+++ Data supplied
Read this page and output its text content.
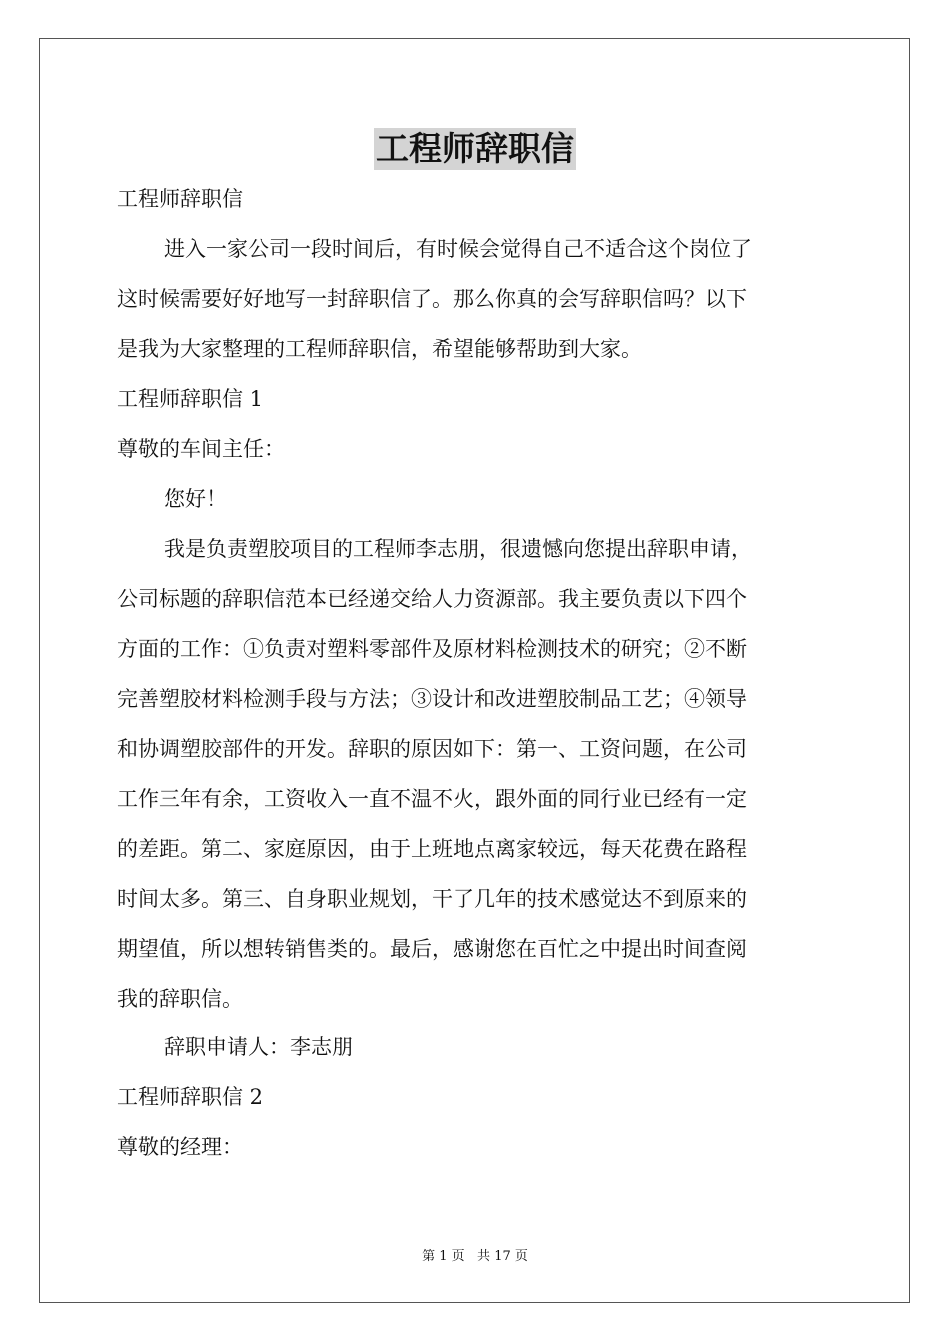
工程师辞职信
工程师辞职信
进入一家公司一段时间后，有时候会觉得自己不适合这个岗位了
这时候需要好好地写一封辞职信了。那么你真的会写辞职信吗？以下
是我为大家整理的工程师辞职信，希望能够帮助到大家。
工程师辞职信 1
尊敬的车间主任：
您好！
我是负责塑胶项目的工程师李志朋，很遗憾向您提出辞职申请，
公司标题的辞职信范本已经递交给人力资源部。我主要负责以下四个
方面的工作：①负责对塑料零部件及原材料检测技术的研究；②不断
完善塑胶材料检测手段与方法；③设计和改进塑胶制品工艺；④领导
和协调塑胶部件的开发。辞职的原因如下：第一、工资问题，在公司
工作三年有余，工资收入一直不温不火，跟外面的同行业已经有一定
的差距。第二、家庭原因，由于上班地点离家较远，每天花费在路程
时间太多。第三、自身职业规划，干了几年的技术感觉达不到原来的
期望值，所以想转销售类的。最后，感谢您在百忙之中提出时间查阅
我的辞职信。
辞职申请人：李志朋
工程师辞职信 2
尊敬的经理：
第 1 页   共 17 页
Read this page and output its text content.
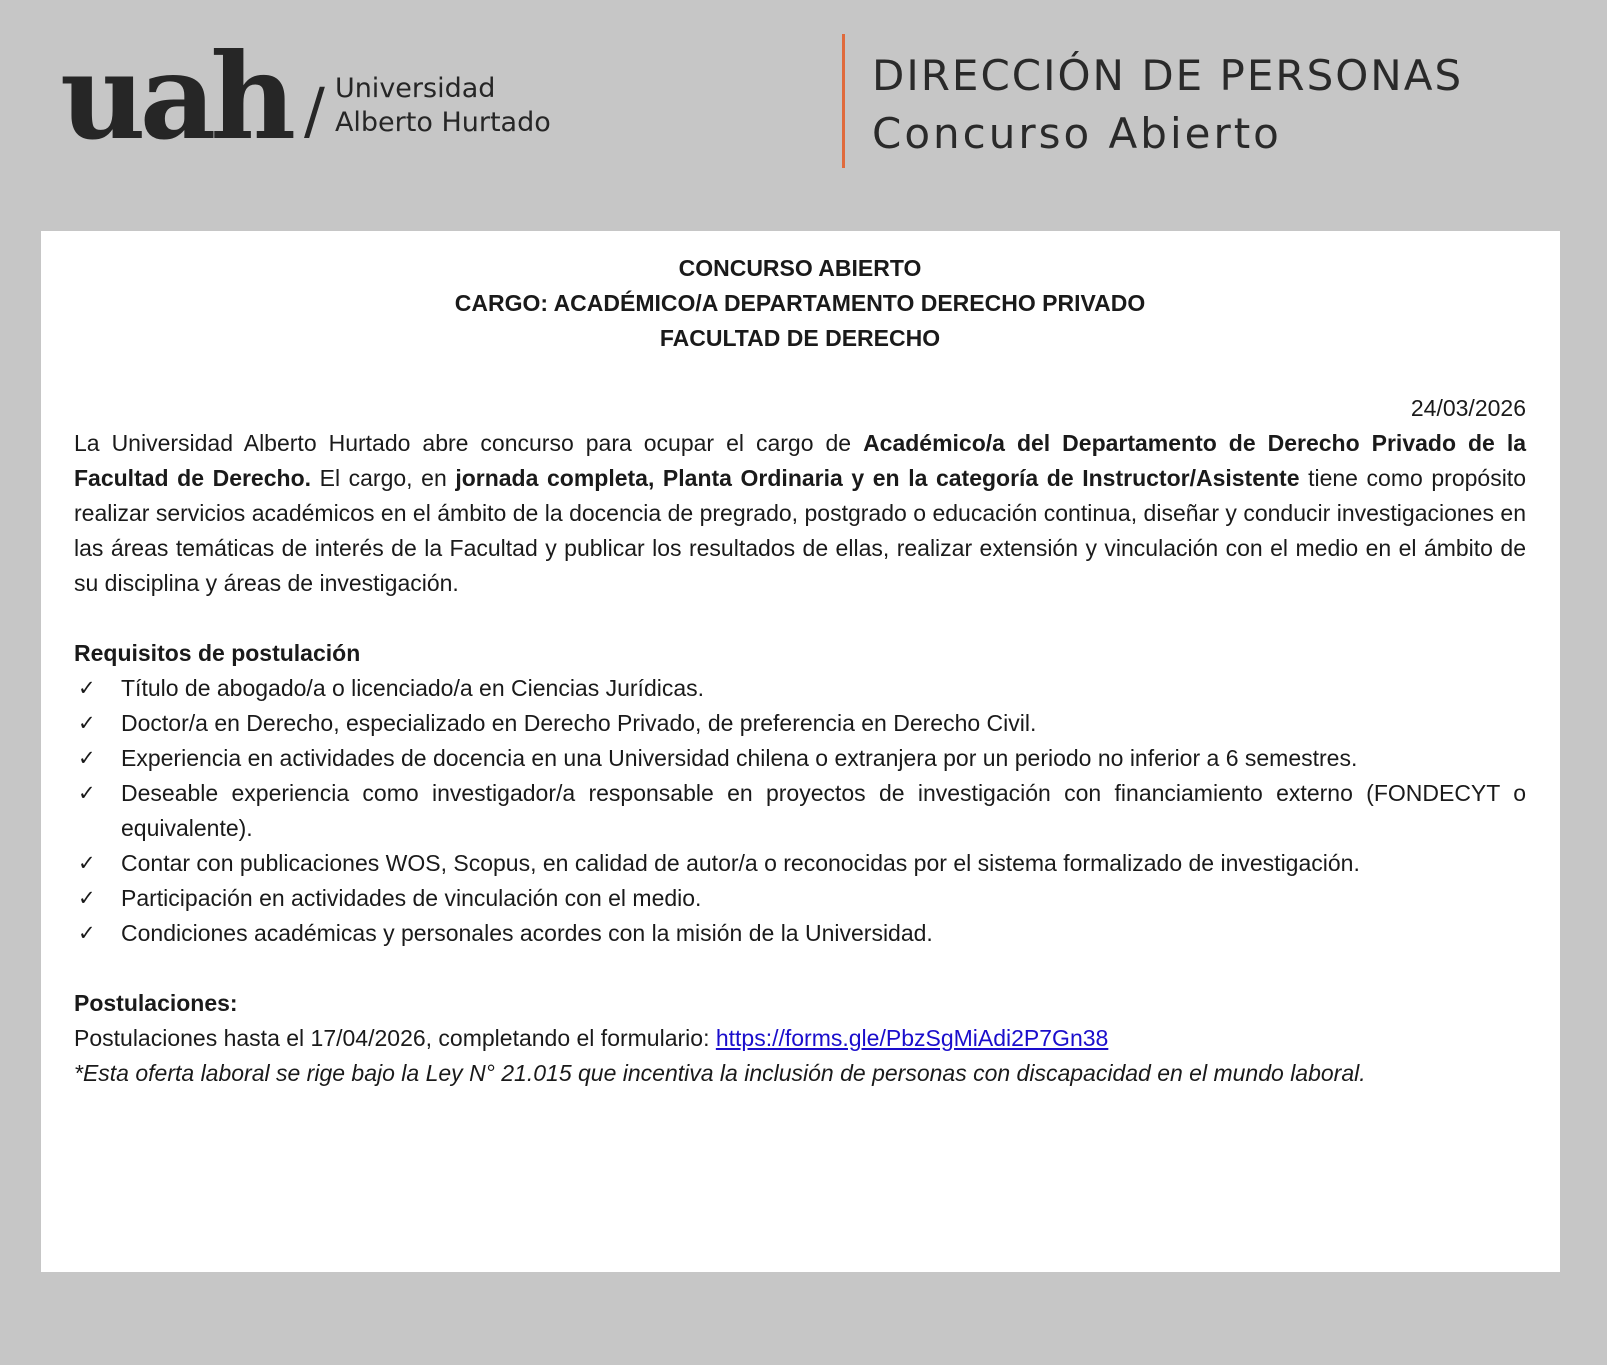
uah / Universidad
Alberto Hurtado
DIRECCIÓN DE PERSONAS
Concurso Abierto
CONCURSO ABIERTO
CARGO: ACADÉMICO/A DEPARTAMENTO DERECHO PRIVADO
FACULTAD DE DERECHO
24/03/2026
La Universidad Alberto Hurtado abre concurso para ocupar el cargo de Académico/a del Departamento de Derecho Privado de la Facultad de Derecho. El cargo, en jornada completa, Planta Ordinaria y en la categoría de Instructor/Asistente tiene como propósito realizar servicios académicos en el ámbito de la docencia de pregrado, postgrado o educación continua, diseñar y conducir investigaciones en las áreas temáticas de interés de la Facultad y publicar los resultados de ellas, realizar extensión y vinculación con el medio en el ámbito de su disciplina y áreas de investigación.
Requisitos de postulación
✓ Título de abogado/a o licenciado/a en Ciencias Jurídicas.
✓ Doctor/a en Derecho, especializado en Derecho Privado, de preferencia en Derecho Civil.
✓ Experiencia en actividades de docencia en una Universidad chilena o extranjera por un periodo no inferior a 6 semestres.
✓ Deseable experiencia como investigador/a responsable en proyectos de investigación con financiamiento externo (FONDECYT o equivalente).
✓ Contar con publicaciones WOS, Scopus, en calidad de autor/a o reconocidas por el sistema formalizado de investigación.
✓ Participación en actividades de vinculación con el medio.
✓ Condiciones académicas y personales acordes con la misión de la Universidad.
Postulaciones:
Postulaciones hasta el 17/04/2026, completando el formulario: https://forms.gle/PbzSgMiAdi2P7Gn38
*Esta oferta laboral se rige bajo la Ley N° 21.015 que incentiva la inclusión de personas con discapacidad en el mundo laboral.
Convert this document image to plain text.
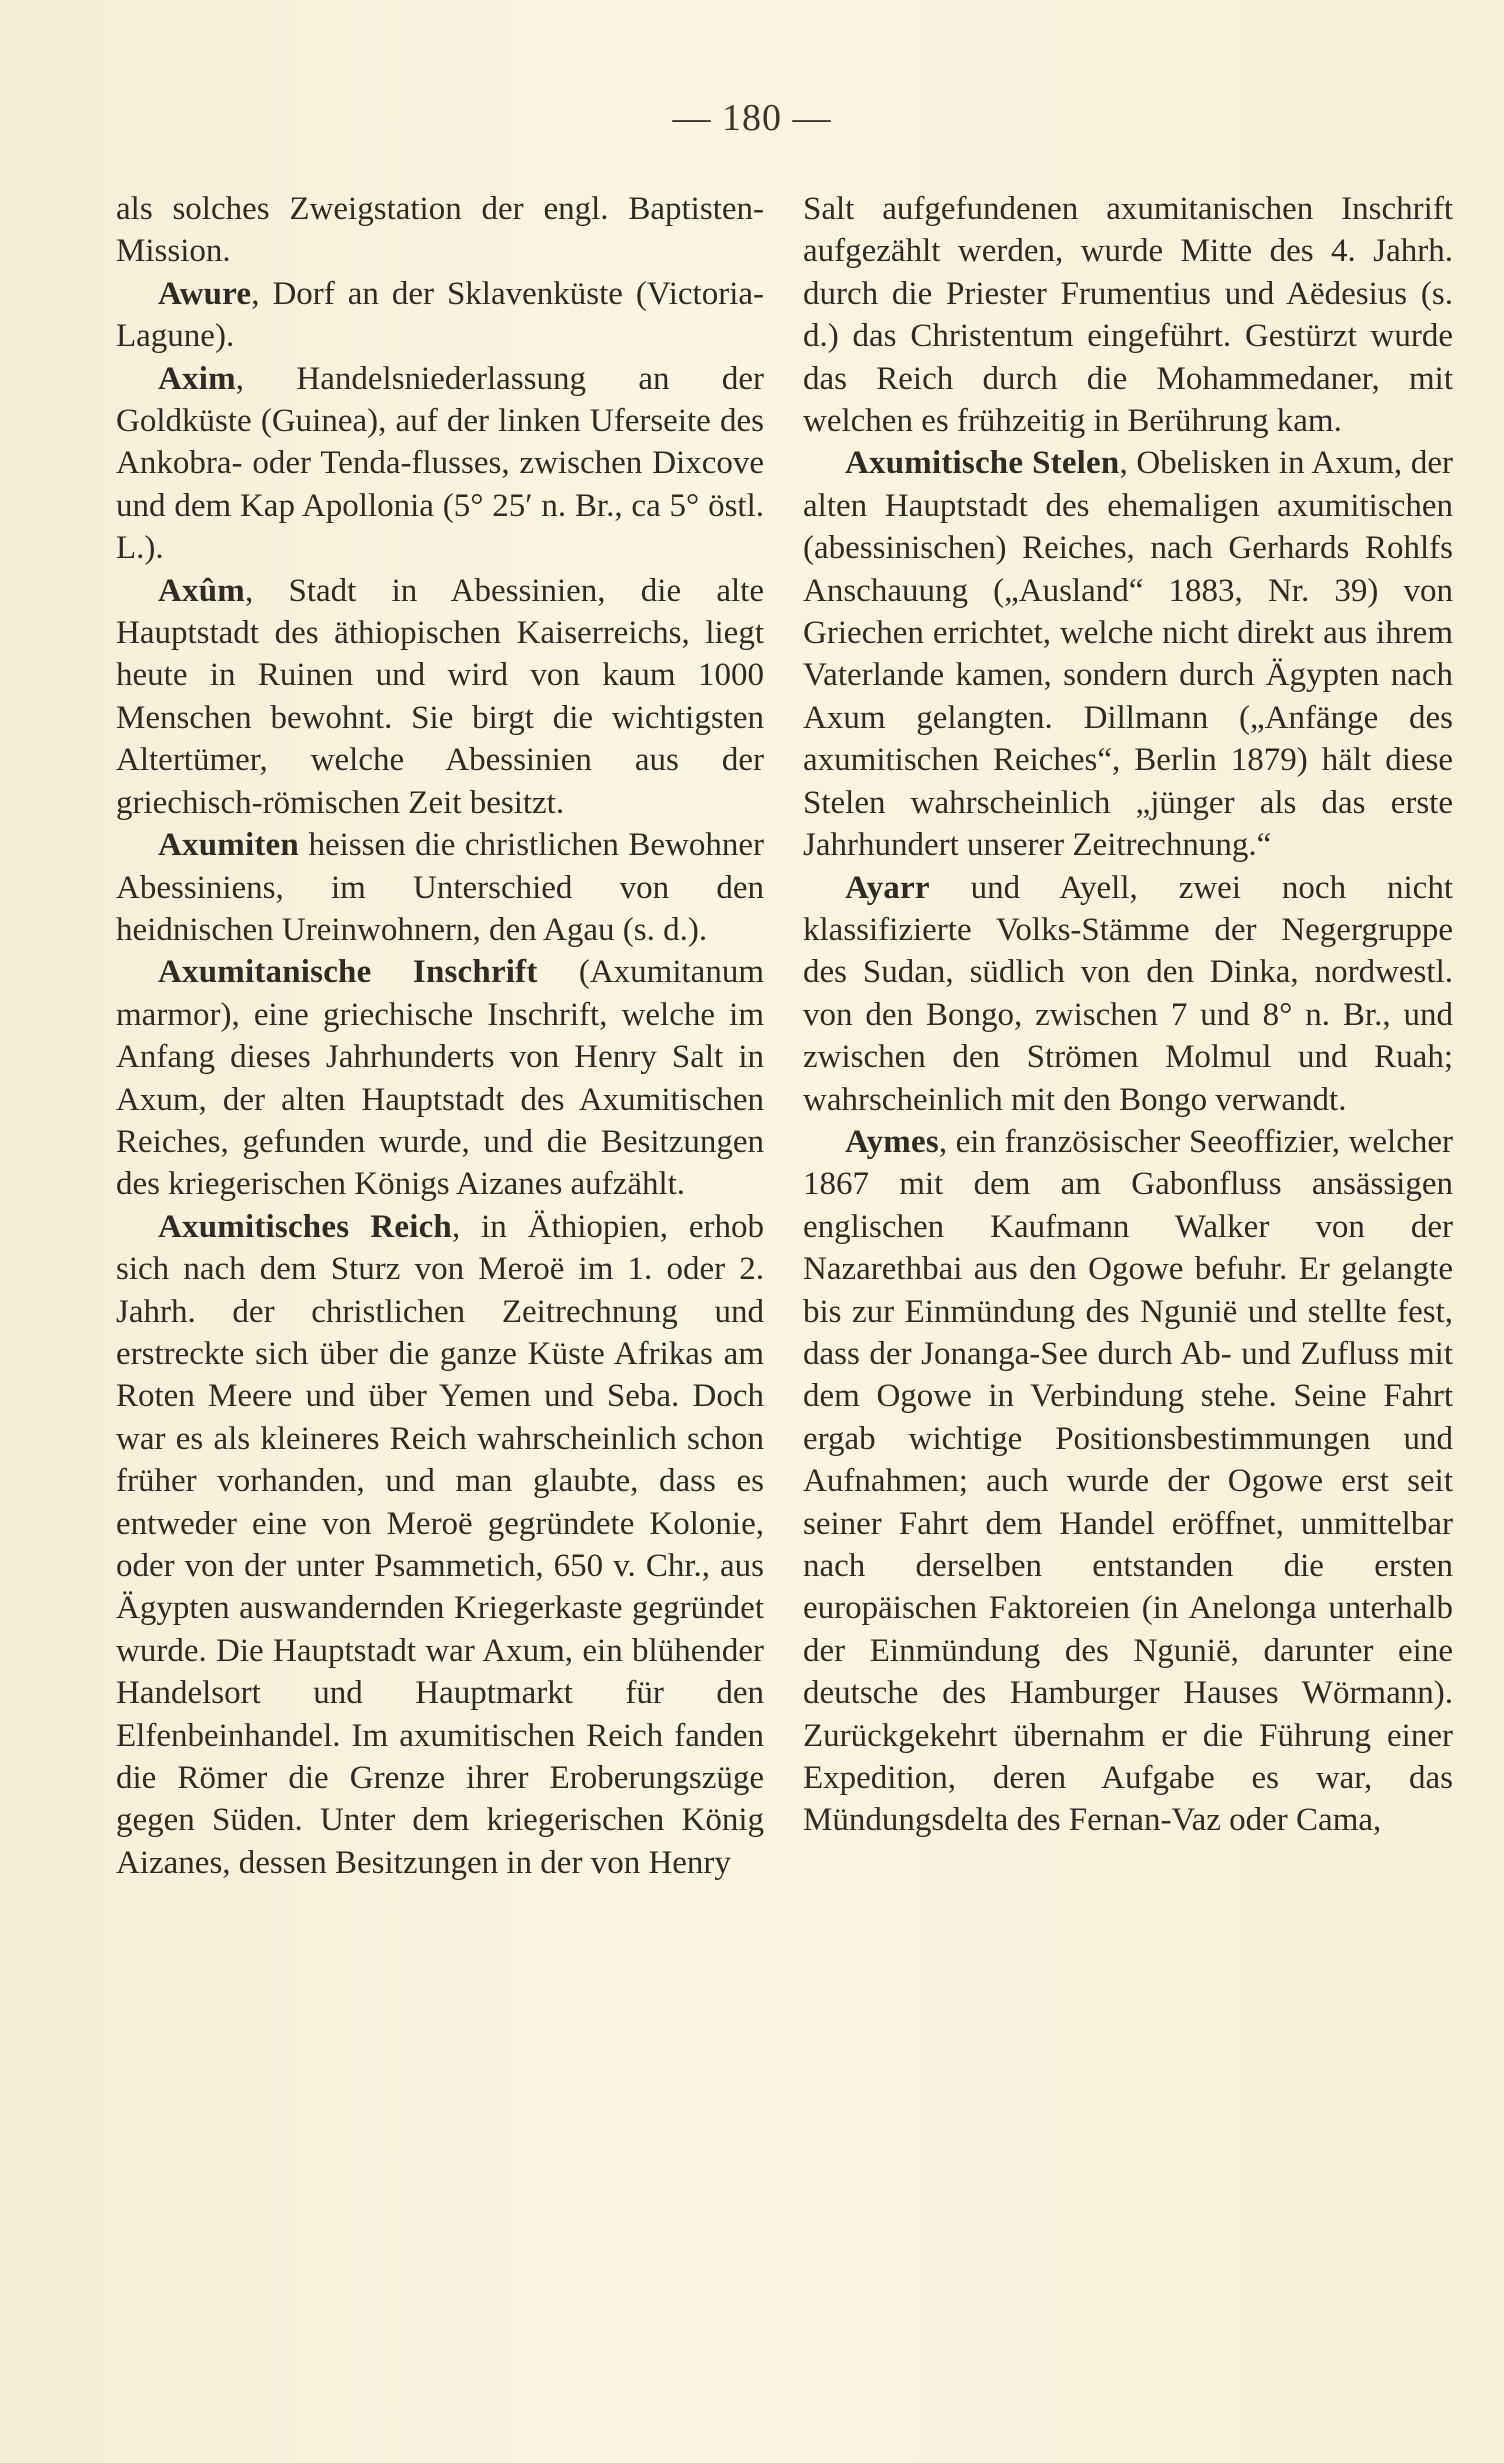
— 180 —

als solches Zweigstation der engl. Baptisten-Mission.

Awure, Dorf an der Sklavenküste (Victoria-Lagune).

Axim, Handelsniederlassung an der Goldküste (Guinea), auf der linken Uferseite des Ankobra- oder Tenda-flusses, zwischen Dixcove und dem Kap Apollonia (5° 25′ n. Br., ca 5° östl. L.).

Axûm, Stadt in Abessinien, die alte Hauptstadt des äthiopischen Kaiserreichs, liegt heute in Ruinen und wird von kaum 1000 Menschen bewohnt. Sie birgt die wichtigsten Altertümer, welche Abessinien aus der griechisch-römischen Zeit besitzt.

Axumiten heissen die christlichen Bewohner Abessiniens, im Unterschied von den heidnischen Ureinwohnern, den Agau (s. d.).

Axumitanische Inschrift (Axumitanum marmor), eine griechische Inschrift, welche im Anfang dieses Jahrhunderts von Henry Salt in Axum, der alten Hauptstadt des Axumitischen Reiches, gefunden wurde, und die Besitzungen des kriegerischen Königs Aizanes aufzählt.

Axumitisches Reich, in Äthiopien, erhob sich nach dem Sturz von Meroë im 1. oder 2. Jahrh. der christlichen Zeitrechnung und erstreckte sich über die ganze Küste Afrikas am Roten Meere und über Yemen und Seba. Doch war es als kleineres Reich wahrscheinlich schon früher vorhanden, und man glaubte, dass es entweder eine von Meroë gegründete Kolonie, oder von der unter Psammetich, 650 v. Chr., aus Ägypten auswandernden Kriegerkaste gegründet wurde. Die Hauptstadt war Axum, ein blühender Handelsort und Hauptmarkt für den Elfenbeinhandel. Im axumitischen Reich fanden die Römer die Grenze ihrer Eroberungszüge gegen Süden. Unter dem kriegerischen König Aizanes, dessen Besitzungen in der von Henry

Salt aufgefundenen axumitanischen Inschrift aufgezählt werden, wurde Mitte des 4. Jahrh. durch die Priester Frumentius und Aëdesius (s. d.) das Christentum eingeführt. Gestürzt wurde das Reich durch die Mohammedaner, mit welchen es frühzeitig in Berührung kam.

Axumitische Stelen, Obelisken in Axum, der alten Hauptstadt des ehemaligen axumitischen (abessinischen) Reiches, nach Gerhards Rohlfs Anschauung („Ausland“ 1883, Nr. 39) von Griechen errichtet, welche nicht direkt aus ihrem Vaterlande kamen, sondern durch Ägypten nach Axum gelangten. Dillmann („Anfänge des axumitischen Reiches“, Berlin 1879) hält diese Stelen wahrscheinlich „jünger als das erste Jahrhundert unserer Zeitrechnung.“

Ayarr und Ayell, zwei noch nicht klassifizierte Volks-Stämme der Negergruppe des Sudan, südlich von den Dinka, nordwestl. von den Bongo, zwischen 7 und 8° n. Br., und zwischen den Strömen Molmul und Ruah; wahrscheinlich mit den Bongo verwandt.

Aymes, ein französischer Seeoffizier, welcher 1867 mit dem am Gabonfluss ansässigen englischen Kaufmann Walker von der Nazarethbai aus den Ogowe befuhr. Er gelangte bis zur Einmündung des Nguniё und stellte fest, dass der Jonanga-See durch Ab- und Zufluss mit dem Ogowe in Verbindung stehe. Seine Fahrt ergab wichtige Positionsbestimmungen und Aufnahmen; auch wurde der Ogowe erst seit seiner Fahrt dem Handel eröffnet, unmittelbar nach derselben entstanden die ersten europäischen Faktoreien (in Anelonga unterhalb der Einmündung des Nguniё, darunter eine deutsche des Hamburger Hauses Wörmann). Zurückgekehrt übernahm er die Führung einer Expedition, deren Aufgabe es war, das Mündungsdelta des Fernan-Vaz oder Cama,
++++++
Aim: Identify how many lines in the entries above contain the word "alten" and provide only that figure.

Response below: 2